■ TASK
The records that follow need to be output exactly as they are.

## START RECORDS FOR PROCESSING

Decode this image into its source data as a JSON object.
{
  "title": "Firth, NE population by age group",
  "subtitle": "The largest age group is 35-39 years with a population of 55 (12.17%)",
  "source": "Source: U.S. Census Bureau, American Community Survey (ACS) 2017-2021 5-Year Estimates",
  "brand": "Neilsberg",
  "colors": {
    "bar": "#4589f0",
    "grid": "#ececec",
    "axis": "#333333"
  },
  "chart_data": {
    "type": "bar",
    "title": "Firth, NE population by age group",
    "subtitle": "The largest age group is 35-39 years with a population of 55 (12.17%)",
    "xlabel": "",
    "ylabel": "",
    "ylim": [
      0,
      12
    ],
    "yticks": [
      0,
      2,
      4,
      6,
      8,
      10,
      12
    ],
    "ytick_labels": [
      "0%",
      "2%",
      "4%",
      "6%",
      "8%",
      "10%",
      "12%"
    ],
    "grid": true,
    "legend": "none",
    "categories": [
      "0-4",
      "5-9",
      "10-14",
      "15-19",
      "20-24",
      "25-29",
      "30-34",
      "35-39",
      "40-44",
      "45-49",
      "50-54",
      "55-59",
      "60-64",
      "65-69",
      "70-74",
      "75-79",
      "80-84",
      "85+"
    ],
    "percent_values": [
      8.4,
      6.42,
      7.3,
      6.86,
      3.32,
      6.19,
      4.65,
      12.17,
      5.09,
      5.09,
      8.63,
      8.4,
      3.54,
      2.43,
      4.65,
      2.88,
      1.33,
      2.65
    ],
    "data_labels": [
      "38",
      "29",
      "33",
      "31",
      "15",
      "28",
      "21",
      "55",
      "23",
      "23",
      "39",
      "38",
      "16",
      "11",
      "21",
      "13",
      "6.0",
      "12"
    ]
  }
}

## END RECORDS FOR PROCESSING

■ OUTPUT OF THE EXERCISE
Decode this image into its source data as a JSON object.
{
  "title": "Firth, NE population by age group",
  "subtitle": "The largest age group is 35-39 years with a population of 55 (12.17%)",
  "source": "Source: U.S. Census Bureau, American Community Survey (ACS) 2017-2021 5-Year Estimates",
  "brand": "Neilsberg",
  "colors": {
    "bar": "#4589f0",
    "grid": "#ececec",
    "axis": "#333333"
  },
  "chart_data": {
    "type": "bar",
    "title": "Firth, NE population by age group",
    "subtitle": "The largest age group is 35-39 years with a population of 55 (12.17%)",
    "xlabel": "",
    "ylabel": "",
    "ylim": [
      0,
      12
    ],
    "yticks": [
      0,
      2,
      4,
      6,
      8,
      10,
      12
    ],
    "ytick_labels": [
      "0%",
      "2%",
      "4%",
      "6%",
      "8%",
      "10%",
      "12%"
    ],
    "grid": true,
    "legend": "none",
    "categories": [
      "0-4",
      "5-9",
      "10-14",
      "15-19",
      "20-24",
      "25-29",
      "30-34",
      "35-39",
      "40-44",
      "45-49",
      "50-54",
      "55-59",
      "60-64",
      "65-69",
      "70-74",
      "75-79",
      "80-84",
      "85+"
    ],
    "percent_values": [
      8.4,
      6.42,
      7.3,
      6.86,
      3.32,
      6.19,
      4.65,
      12.17,
      5.09,
      5.09,
      8.63,
      8.4,
      3.54,
      2.43,
      4.65,
      2.88,
      1.33,
      2.65
    ],
    "data_labels": [
      "38",
      "29",
      "33",
      "31",
      "15",
      "28",
      "21",
      "55",
      "23",
      "23",
      "39",
      "38",
      "16",
      "11",
      "21",
      "13",
      "6.0",
      "12"
    ]
  }
}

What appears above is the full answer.